● **Direction**: Find every line in the records below that holds the word "sobre", and copy each one.

+ + + +

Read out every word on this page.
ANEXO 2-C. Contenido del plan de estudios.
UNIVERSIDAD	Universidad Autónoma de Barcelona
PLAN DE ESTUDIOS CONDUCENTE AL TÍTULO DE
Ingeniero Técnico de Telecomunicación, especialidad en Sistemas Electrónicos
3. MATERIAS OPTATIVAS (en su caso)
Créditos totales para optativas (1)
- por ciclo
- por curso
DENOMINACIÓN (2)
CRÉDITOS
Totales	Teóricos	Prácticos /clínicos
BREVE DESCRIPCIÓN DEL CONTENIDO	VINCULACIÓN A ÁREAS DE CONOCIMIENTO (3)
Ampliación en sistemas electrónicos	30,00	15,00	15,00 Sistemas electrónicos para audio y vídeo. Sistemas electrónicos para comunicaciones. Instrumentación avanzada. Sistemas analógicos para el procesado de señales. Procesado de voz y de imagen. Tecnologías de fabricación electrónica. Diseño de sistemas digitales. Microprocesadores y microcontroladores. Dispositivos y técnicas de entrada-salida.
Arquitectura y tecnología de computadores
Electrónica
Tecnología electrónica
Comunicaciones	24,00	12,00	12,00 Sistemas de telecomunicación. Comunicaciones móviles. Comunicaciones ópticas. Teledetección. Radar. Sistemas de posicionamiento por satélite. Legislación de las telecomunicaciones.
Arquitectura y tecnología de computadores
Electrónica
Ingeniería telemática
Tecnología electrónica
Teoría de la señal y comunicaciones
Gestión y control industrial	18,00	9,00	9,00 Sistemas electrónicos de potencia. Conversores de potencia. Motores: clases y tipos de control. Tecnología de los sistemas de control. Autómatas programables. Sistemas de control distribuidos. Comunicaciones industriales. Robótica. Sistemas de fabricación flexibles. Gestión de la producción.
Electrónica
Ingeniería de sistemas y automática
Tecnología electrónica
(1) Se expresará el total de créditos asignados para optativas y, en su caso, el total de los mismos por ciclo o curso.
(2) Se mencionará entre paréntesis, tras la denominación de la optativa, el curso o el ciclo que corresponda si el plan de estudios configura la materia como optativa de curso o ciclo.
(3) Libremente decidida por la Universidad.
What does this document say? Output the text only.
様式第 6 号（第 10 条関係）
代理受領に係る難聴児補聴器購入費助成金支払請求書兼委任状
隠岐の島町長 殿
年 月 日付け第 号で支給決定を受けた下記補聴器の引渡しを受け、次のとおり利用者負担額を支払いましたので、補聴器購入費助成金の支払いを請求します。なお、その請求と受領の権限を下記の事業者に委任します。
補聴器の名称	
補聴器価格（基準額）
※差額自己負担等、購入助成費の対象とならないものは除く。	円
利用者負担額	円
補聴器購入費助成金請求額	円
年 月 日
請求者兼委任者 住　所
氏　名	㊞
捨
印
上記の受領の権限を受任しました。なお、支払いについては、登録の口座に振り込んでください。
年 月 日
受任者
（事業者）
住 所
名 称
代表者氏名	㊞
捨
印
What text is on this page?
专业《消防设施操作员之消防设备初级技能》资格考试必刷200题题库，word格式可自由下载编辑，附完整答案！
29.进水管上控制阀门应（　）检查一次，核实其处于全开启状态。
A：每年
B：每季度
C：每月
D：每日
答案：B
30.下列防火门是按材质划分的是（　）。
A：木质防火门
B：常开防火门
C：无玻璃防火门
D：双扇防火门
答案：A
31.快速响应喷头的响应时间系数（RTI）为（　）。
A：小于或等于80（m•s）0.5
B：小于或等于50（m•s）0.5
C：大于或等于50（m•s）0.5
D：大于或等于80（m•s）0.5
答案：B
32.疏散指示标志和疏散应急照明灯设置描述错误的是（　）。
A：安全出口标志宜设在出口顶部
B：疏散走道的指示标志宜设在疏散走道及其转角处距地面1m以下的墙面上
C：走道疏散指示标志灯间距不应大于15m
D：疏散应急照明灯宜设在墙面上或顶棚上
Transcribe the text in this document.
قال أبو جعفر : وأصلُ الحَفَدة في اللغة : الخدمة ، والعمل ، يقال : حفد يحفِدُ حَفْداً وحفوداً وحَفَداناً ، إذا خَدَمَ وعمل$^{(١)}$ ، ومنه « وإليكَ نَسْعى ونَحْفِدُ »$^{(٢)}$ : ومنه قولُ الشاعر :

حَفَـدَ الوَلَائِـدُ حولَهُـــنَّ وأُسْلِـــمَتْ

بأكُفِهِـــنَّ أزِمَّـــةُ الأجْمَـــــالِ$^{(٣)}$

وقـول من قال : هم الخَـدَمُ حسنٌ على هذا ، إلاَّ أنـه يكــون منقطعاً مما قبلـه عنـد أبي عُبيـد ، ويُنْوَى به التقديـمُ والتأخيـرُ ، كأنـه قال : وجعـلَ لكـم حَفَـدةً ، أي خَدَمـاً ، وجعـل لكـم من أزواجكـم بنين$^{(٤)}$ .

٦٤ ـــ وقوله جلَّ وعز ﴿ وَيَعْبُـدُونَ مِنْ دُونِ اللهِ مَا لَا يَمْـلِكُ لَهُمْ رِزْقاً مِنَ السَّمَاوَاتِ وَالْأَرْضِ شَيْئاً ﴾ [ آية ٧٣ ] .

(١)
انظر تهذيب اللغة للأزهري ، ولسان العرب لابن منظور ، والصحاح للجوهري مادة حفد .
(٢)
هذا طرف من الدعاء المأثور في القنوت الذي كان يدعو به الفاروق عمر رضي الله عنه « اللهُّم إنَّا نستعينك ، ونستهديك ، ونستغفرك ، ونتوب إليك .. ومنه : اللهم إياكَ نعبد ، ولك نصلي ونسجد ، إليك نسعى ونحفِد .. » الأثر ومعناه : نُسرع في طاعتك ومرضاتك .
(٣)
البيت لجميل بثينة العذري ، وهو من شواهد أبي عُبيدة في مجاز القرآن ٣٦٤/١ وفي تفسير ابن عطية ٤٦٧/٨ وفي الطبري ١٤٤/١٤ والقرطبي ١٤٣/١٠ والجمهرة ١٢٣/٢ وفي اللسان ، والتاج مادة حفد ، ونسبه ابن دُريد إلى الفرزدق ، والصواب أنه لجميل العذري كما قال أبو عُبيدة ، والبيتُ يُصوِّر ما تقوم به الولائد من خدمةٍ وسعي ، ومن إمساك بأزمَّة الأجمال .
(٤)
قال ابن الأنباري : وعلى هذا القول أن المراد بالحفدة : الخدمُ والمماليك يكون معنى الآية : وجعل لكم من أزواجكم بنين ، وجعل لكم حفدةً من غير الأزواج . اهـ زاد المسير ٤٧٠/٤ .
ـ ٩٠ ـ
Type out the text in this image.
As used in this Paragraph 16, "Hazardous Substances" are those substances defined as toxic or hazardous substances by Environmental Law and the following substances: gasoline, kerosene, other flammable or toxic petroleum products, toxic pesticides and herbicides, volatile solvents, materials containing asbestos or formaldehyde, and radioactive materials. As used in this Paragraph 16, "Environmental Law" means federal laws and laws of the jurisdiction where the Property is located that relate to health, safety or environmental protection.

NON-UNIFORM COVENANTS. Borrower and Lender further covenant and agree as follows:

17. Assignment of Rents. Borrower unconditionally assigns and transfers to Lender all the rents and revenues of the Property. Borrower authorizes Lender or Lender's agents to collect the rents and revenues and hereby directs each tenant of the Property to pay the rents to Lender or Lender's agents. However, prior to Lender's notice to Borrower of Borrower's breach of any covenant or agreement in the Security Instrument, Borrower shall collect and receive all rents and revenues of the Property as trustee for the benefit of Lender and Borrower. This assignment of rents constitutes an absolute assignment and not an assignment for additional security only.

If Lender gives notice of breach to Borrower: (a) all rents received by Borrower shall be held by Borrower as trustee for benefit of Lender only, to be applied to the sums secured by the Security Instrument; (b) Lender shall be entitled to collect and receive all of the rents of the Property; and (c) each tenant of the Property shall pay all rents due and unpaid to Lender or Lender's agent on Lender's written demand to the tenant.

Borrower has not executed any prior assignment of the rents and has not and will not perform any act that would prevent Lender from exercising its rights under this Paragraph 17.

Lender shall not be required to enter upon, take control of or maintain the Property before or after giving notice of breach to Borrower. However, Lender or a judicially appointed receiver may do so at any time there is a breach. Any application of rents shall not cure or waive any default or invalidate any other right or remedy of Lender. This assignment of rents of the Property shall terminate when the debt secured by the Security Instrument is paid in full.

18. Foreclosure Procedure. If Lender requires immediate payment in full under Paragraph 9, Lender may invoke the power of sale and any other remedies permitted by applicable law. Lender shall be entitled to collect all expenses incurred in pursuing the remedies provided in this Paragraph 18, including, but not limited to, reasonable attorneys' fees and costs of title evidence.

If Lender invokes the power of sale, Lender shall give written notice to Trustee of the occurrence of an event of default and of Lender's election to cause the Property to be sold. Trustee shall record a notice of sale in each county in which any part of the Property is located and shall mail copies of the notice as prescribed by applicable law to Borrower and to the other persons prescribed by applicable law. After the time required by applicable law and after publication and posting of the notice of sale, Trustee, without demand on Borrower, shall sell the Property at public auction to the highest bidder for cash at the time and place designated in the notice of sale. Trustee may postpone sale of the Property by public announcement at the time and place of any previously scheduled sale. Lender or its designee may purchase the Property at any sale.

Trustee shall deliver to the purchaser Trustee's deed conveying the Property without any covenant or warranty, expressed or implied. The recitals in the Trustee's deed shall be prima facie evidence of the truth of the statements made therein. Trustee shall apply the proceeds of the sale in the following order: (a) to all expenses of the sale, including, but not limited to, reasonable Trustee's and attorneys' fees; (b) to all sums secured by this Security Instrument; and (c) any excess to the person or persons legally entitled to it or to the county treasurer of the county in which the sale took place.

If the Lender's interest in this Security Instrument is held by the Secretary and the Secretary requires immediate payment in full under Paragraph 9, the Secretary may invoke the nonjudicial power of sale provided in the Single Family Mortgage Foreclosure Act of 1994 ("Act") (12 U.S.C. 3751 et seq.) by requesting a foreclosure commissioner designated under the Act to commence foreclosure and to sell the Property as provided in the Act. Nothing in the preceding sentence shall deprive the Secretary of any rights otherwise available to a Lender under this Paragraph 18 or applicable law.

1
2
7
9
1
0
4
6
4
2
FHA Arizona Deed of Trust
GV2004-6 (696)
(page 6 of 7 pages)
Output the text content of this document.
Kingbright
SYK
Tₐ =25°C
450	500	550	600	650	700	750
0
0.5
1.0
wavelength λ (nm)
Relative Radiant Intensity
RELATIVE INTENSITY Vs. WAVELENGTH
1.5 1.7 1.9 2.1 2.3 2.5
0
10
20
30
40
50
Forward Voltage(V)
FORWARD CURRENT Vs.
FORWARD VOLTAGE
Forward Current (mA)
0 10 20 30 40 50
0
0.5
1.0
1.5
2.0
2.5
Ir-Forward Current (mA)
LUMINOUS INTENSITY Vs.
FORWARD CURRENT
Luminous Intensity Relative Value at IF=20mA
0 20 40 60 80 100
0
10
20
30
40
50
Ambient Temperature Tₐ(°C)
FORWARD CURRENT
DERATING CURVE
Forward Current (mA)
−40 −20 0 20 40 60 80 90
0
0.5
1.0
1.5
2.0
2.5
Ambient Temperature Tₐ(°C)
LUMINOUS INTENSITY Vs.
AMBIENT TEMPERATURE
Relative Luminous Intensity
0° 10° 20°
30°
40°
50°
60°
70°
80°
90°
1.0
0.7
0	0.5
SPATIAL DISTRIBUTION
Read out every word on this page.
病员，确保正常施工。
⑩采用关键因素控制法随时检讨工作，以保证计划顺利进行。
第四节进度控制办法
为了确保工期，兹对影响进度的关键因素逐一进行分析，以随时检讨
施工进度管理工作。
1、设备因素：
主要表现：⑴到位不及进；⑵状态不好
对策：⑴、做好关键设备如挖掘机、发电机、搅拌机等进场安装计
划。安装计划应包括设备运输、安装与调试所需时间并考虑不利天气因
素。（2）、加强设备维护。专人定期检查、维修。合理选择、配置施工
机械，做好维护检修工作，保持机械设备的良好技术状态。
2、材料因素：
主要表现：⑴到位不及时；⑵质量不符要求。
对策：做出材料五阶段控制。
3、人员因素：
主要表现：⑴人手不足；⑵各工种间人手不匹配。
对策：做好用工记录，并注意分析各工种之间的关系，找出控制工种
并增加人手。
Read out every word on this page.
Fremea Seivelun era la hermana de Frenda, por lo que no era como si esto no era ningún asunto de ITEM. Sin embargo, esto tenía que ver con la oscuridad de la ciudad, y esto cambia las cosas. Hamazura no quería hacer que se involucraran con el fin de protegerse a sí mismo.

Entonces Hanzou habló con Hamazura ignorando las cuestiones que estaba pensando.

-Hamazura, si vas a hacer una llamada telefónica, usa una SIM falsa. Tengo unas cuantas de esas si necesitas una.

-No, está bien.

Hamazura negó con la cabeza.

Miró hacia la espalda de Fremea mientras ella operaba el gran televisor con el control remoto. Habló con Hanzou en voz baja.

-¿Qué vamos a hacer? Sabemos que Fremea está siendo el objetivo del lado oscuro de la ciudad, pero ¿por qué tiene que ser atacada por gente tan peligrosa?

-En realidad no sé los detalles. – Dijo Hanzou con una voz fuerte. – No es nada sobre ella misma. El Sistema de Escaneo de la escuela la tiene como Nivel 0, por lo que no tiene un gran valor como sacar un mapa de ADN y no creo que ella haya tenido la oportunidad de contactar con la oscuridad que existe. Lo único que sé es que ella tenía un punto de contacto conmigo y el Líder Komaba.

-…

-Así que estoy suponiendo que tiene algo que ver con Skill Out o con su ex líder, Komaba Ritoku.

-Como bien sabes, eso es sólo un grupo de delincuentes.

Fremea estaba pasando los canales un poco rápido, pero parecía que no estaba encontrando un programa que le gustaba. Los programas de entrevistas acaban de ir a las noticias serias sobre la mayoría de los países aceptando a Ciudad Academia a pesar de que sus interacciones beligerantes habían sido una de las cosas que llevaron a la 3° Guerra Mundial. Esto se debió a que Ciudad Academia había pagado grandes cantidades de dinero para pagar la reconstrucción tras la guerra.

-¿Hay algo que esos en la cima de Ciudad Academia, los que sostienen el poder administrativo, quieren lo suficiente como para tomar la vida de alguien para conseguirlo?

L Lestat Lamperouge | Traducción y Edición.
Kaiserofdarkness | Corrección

+ + + +

● **Answer to the exercise**:
-En realidad no sé los detalles. – Dijo Hanzou con una voz fuerte. – No es nada sobre ella misma. El Sistema de Escaneo de la escuela la tiene como Nivel 0, por lo que no tiene un gran valor como sacar un mapa de ADN y no creo que ella haya tenido la oportunidad de contactar con la oscuridad que existe. Lo único que sé es que ella tenía un punto de contacto conmigo y el Líder Komaba.
Fremea estaba pasando los canales un poco rápido, pero parecía que no estaba encontrando un programa que le gustaba. Los programas de entrevistas acaban de ir a las noticias serias sobre la mayoría de los países aceptando a Ciudad Academia a pesar de que sus interacciones beligerantes habían sido una de las cosas que llevaron a la 3° Guerra Mundial. Esto se debió a que Ciudad Academia había pagado grandes cantidades de dinero para pagar la reconstrucción tras la guerra.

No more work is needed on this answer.